- **Consignes à suivre**:
Mettez à jour la partie qui commence à la ligne contenant « Ellipse shape bbox=[282, 116, 298, 128] » et se termine à la dernière des lignes fournies : réécrivez uniquement ces lignes, bornes comprises, en remplaçant « Ellipse » par « Oval » sans rien modifier d'autre. Omettez les images dans votre réponse.

[Données de délimitation des régions]
+--
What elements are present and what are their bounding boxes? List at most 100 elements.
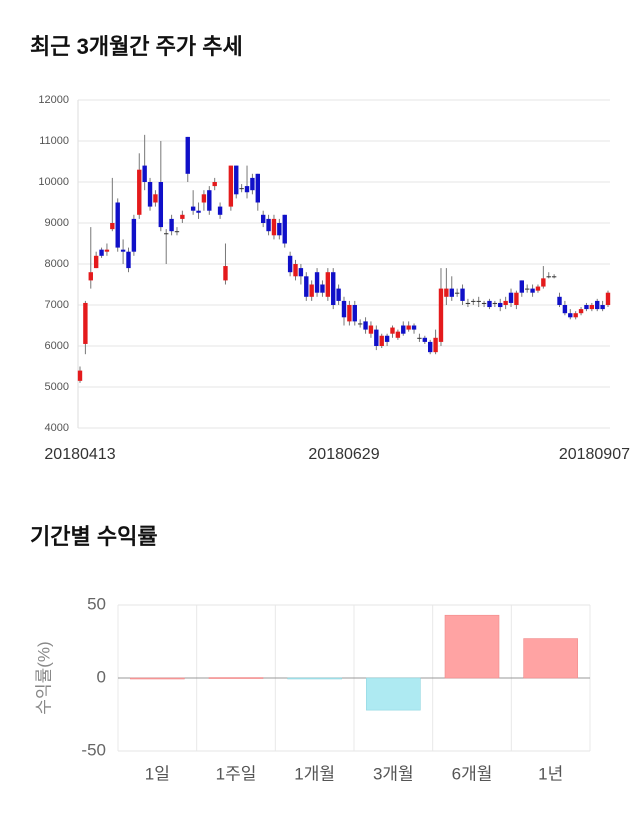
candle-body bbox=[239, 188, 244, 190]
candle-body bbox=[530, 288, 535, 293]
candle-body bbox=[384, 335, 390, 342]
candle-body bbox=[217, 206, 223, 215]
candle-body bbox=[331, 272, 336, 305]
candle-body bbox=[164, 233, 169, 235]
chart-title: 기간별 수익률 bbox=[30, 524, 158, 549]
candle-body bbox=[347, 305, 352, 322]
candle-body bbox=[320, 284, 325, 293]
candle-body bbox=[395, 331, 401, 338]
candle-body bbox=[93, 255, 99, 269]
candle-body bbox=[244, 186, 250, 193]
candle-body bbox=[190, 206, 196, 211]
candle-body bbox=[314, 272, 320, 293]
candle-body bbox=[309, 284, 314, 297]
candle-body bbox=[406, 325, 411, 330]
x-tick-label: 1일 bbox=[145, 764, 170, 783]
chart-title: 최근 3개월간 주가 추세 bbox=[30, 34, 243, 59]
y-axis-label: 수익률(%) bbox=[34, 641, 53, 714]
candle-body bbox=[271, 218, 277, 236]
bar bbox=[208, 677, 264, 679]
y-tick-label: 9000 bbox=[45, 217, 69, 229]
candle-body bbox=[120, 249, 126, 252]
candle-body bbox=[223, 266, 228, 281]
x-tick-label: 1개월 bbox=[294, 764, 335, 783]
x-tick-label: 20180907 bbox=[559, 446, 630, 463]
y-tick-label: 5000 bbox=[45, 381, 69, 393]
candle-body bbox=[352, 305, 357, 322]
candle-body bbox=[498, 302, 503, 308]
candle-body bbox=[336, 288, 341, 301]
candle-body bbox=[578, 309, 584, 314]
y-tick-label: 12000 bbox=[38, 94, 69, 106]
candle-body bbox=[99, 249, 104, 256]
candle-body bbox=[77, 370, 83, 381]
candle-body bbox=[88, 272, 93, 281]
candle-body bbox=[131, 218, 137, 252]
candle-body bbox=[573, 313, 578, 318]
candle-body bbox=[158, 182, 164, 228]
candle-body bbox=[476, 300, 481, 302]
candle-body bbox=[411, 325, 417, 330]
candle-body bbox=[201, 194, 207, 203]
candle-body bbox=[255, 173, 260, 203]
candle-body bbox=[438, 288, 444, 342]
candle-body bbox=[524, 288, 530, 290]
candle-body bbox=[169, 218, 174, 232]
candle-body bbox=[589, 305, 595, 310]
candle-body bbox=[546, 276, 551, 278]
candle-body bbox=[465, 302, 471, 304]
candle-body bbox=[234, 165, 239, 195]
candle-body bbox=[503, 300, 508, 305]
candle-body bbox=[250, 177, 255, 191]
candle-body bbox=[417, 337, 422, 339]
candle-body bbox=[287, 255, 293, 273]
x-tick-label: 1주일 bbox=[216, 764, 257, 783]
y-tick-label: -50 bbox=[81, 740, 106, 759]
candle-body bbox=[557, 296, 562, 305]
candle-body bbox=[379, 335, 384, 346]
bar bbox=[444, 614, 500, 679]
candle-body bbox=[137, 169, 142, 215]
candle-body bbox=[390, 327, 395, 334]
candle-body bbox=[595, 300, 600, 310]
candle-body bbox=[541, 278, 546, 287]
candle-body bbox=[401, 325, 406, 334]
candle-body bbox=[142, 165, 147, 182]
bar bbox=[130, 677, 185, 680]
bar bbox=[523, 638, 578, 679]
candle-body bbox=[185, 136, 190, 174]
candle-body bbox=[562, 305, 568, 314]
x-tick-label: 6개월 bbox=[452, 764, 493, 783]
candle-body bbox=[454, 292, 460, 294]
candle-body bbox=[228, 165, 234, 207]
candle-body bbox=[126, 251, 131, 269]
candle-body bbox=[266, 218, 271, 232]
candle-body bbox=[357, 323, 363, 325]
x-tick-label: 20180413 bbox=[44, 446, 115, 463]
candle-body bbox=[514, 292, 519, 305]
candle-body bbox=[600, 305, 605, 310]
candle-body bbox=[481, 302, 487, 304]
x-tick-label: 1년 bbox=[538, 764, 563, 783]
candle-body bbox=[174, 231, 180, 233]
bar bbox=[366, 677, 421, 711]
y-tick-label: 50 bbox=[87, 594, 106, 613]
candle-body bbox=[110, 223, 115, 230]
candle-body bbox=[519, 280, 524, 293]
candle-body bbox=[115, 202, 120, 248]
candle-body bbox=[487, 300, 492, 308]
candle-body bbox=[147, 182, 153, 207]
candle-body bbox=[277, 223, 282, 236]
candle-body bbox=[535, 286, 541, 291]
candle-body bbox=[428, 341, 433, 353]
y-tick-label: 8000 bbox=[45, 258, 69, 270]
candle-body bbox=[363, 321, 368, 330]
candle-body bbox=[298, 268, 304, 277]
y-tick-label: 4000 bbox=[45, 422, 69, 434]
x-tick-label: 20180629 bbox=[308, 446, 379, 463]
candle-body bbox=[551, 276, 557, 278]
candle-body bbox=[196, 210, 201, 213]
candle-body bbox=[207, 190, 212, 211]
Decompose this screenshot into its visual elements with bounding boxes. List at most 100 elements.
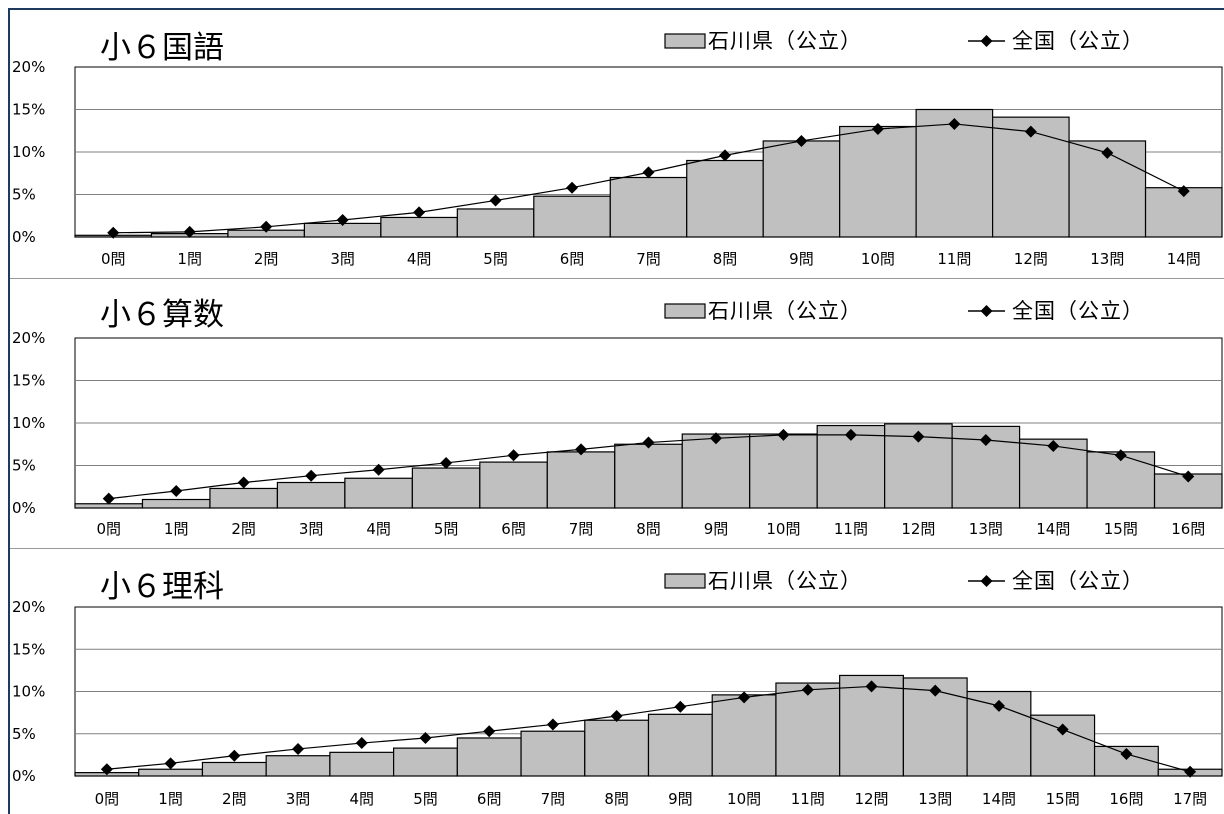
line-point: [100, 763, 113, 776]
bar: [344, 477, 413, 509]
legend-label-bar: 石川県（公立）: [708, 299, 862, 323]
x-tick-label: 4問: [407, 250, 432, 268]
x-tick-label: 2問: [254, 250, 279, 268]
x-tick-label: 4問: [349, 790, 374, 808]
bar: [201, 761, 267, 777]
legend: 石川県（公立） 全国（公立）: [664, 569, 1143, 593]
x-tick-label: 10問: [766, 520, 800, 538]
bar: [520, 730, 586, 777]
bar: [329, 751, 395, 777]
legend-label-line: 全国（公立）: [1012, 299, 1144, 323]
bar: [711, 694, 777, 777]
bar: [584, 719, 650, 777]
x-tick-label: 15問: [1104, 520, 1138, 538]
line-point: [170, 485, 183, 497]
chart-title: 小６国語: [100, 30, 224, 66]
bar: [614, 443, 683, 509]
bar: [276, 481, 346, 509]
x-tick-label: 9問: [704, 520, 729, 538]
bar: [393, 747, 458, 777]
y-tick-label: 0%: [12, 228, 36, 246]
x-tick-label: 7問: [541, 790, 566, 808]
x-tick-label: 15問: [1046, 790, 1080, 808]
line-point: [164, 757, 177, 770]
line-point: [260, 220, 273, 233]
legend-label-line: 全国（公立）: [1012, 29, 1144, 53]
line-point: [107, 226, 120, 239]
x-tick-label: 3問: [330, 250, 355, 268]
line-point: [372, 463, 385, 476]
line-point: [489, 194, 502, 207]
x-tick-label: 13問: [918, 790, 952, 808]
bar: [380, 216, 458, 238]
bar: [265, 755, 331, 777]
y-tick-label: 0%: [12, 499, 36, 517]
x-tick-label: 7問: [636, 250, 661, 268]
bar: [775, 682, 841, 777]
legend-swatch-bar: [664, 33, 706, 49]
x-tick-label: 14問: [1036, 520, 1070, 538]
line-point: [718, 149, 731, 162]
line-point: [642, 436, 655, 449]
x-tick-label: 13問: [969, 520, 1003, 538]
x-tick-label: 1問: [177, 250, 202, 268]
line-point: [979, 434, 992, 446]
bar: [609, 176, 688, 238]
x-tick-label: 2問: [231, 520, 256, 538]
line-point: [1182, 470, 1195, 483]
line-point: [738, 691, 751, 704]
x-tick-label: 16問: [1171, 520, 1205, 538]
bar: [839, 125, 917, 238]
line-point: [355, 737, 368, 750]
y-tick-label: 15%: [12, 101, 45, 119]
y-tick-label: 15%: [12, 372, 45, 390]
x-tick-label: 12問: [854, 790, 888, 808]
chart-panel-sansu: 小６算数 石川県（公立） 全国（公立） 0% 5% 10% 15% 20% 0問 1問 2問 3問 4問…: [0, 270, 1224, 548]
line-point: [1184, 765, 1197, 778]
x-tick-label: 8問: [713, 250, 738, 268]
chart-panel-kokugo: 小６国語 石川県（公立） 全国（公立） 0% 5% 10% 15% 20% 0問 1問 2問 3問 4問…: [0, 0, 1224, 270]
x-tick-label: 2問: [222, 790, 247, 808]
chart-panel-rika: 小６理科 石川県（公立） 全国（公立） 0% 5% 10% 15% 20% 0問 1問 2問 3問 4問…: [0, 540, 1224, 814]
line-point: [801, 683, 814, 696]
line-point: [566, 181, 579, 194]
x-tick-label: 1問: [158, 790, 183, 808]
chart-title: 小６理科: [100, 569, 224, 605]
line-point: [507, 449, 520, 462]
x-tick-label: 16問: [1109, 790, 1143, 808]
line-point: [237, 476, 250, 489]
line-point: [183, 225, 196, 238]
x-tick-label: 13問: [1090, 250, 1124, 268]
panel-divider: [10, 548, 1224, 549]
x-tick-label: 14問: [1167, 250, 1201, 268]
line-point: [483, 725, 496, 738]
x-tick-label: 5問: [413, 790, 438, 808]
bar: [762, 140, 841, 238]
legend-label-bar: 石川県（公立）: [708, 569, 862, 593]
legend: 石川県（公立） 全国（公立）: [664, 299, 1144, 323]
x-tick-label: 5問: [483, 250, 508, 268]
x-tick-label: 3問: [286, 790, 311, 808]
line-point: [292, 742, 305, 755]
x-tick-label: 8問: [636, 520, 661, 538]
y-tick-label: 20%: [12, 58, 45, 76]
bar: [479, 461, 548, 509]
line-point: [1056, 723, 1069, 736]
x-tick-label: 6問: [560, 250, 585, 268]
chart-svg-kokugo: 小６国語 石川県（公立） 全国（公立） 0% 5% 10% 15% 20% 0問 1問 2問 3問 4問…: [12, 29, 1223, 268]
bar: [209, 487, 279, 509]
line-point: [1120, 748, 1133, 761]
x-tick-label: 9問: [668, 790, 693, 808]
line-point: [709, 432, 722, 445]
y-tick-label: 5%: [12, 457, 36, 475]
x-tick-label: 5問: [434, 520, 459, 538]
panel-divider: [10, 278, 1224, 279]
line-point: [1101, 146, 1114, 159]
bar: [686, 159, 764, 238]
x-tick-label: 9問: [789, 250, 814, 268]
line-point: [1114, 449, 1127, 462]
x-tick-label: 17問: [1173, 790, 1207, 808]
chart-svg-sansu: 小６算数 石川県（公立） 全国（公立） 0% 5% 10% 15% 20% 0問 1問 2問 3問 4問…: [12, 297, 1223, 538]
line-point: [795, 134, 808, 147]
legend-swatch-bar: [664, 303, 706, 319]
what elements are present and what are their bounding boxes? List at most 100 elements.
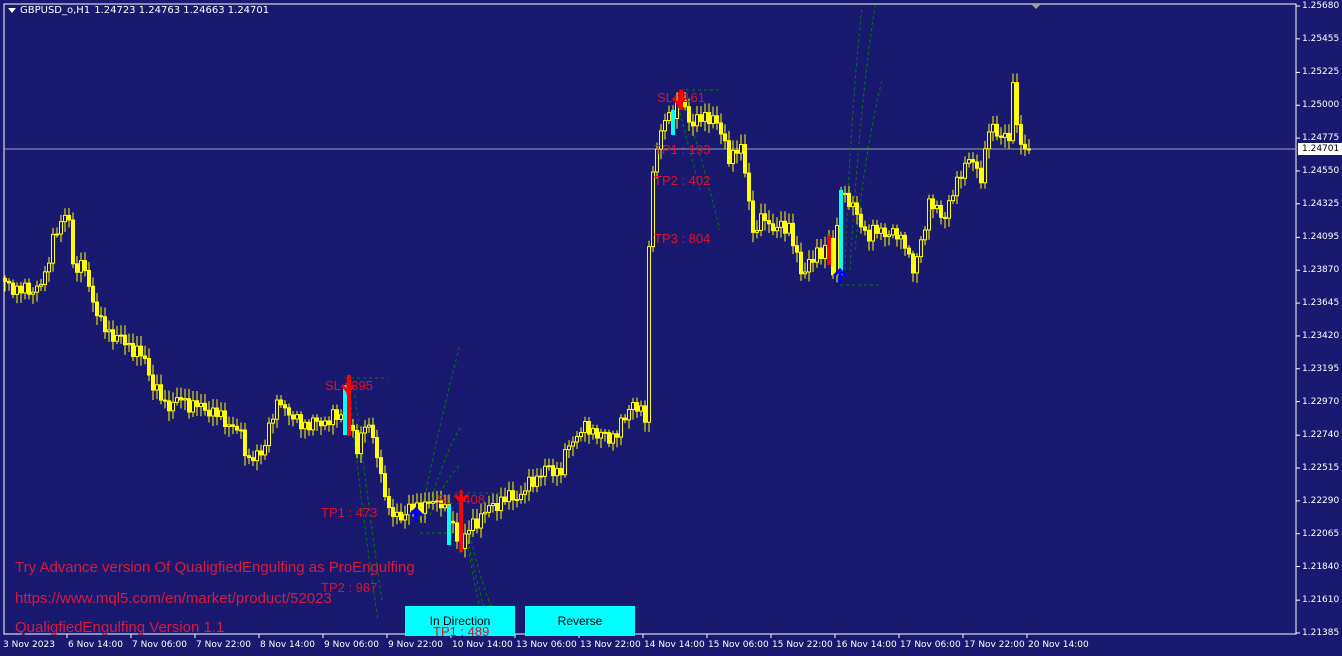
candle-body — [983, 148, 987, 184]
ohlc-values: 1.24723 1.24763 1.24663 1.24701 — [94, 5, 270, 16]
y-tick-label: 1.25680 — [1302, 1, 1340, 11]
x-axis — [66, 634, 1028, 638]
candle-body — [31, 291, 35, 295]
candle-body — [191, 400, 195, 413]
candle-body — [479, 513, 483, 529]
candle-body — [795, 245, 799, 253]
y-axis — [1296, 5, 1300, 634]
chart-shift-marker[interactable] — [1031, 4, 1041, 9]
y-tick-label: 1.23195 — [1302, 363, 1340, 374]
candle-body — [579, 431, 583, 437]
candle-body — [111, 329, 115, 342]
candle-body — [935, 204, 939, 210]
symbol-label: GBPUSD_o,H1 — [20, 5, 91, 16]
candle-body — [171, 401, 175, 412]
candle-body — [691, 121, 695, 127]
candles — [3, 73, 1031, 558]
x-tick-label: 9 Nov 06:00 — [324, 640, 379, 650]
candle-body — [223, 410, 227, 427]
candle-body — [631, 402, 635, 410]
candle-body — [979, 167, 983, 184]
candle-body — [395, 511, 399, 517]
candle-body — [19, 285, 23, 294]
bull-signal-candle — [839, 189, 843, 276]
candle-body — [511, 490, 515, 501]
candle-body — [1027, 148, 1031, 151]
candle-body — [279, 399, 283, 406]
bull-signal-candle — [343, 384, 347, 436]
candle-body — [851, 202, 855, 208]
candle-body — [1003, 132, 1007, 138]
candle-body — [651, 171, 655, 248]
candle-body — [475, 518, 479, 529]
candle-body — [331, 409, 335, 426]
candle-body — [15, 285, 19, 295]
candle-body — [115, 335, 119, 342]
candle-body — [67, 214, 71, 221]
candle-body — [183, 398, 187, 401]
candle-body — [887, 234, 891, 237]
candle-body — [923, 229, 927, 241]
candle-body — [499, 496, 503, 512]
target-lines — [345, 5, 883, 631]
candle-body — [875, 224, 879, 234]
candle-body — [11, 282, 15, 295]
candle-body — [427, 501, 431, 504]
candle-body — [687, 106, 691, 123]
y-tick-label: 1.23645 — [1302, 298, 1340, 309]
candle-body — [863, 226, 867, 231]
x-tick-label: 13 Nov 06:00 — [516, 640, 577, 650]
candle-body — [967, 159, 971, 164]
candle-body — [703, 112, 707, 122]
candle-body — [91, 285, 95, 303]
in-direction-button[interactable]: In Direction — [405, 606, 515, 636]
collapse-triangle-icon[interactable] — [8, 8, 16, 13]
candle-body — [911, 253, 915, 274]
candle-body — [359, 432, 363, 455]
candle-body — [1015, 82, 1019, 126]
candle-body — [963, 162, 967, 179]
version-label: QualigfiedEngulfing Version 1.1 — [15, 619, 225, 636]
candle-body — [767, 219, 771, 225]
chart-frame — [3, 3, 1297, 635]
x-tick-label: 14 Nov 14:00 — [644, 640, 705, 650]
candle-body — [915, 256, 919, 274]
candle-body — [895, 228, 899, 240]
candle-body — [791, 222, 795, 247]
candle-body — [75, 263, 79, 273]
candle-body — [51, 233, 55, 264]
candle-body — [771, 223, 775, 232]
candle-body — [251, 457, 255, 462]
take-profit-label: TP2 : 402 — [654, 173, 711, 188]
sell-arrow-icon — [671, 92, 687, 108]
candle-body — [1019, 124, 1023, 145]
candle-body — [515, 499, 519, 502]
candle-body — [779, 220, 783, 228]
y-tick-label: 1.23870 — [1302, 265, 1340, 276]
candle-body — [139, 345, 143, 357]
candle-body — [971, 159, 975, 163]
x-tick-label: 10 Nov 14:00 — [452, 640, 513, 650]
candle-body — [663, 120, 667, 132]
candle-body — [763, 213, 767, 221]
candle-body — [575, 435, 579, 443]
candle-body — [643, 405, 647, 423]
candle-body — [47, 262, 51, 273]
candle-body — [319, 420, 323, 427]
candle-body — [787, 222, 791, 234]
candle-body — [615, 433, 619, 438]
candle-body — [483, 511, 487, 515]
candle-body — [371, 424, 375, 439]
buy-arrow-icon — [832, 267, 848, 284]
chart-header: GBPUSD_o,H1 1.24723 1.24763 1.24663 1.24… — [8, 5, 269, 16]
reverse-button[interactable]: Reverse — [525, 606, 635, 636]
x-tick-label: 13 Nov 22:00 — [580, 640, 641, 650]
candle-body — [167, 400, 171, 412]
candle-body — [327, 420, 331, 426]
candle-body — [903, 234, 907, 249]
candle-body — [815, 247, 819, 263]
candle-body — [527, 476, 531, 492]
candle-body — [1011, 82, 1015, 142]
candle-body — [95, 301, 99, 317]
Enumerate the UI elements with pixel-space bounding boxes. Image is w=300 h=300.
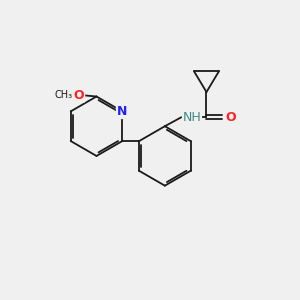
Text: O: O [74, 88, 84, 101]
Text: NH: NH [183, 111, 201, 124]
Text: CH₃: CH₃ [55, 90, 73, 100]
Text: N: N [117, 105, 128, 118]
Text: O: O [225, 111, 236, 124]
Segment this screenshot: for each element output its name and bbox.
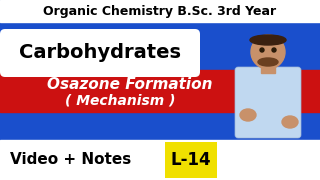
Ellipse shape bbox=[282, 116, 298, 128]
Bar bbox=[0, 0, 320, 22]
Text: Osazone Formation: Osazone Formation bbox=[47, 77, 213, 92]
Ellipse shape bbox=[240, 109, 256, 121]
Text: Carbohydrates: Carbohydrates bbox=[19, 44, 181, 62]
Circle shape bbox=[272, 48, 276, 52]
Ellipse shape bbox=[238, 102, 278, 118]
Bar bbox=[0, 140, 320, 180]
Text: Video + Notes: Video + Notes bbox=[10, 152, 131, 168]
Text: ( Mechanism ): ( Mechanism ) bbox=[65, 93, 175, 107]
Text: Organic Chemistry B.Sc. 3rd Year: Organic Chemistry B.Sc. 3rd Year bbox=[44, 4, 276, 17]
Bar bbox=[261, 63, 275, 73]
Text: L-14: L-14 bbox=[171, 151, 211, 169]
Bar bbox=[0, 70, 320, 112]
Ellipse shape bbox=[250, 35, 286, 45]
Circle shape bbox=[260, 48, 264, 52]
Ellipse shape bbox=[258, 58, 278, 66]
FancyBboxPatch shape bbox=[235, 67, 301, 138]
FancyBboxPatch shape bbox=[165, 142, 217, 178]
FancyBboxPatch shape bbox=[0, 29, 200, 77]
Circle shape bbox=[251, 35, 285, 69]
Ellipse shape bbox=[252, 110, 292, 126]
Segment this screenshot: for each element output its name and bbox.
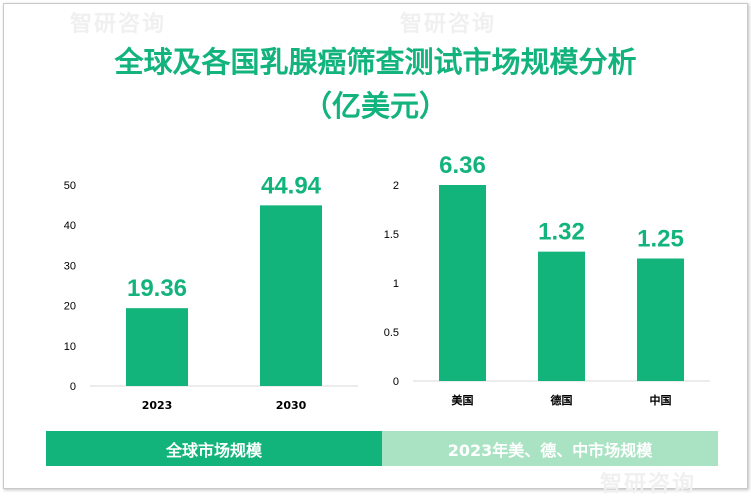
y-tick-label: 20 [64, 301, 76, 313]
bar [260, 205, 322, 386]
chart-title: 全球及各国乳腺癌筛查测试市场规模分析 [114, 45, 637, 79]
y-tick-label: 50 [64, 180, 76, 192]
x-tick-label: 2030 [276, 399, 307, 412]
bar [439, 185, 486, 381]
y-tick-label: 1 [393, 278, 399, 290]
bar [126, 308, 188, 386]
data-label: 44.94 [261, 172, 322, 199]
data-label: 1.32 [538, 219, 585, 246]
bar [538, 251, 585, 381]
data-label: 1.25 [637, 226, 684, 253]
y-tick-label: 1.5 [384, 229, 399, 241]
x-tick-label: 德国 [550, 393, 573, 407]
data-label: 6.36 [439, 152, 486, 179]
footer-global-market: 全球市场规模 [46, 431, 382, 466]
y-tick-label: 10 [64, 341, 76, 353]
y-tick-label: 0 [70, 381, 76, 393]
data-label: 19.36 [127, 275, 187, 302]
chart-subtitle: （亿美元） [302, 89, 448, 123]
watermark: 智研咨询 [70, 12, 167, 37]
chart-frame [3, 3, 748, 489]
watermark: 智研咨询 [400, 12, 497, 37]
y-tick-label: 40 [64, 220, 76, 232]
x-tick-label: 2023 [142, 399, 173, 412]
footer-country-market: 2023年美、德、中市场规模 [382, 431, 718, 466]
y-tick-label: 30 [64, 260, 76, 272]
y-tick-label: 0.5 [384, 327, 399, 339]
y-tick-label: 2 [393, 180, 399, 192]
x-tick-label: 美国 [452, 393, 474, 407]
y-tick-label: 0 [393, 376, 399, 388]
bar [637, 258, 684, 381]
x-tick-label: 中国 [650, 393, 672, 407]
+--
- **Résultat obtenu**:
Oval shape bbox=[282, 116, 298, 128]
Bar bbox=[0, 0, 320, 22]
Text: Osazone Formation: Osazone Formation bbox=[47, 77, 213, 92]
Oval shape bbox=[240, 109, 256, 121]
Text: Carbohydrates: Carbohydrates bbox=[19, 44, 181, 62]
Circle shape bbox=[272, 48, 276, 52]
Oval shape bbox=[238, 102, 278, 118]
Bar bbox=[0, 140, 320, 180]
Text: Video + Notes: Video + Notes bbox=[10, 152, 131, 168]
Text: ( Mechanism ): ( Mechanism ) bbox=[65, 93, 175, 107]
Text: Organic Chemistry B.Sc. 3rd Year: Organic Chemistry B.Sc. 3rd Year bbox=[44, 4, 276, 17]
Bar bbox=[261, 63, 275, 73]
Text: L-14: L-14 bbox=[171, 151, 211, 169]
Bar bbox=[0, 70, 320, 112]
Oval shape bbox=[250, 35, 286, 45]
Circle shape bbox=[260, 48, 264, 52]
Oval shape bbox=[258, 58, 278, 66]
FancyBboxPatch shape bbox=[235, 67, 301, 138]
FancyBboxPatch shape bbox=[165, 142, 217, 178]
FancyBboxPatch shape bbox=[0, 29, 200, 77]
Circle shape bbox=[251, 35, 285, 69]
Oval shape bbox=[252, 110, 292, 126]
Segment this screenshot: for each element output its name and bbox.
y-tick-label: 20 [64, 301, 76, 313]
bar [260, 205, 322, 386]
chart-title: 全球及各国乳腺癌筛查测试市场规模分析 [114, 45, 637, 79]
y-tick-label: 50 [64, 180, 76, 192]
x-tick-label: 2030 [276, 399, 307, 412]
bar [439, 185, 486, 381]
y-tick-label: 1 [393, 278, 399, 290]
bar [126, 308, 188, 386]
data-label: 44.94 [261, 172, 322, 199]
data-label: 1.32 [538, 219, 585, 246]
bar [538, 251, 585, 381]
data-label: 1.25 [637, 226, 684, 253]
y-tick-label: 1.5 [384, 229, 399, 241]
x-tick-label: 德国 [550, 393, 573, 407]
data-label: 6.36 [439, 152, 486, 179]
footer-global-market: 全球市场规模 [46, 431, 382, 466]
y-tick-label: 10 [64, 341, 76, 353]
y-tick-label: 0 [70, 381, 76, 393]
data-label: 19.36 [127, 275, 187, 302]
chart-subtitle: （亿美元） [302, 89, 448, 123]
watermark: 智研咨询 [70, 12, 167, 37]
chart-frame [3, 3, 748, 489]
watermark: 智研咨询 [400, 12, 497, 37]
y-tick-label: 40 [64, 220, 76, 232]
x-tick-label: 2023 [142, 399, 173, 412]
footer-country-market: 2023年美、德、中市场规模 [382, 431, 718, 466]
y-tick-label: 30 [64, 260, 76, 272]
y-tick-label: 0.5 [384, 327, 399, 339]
y-tick-label: 2 [393, 180, 399, 192]
x-tick-label: 美国 [452, 393, 474, 407]
y-tick-label: 0 [393, 376, 399, 388]
bar [637, 258, 684, 381]
x-tick-label: 中国 [650, 393, 672, 407]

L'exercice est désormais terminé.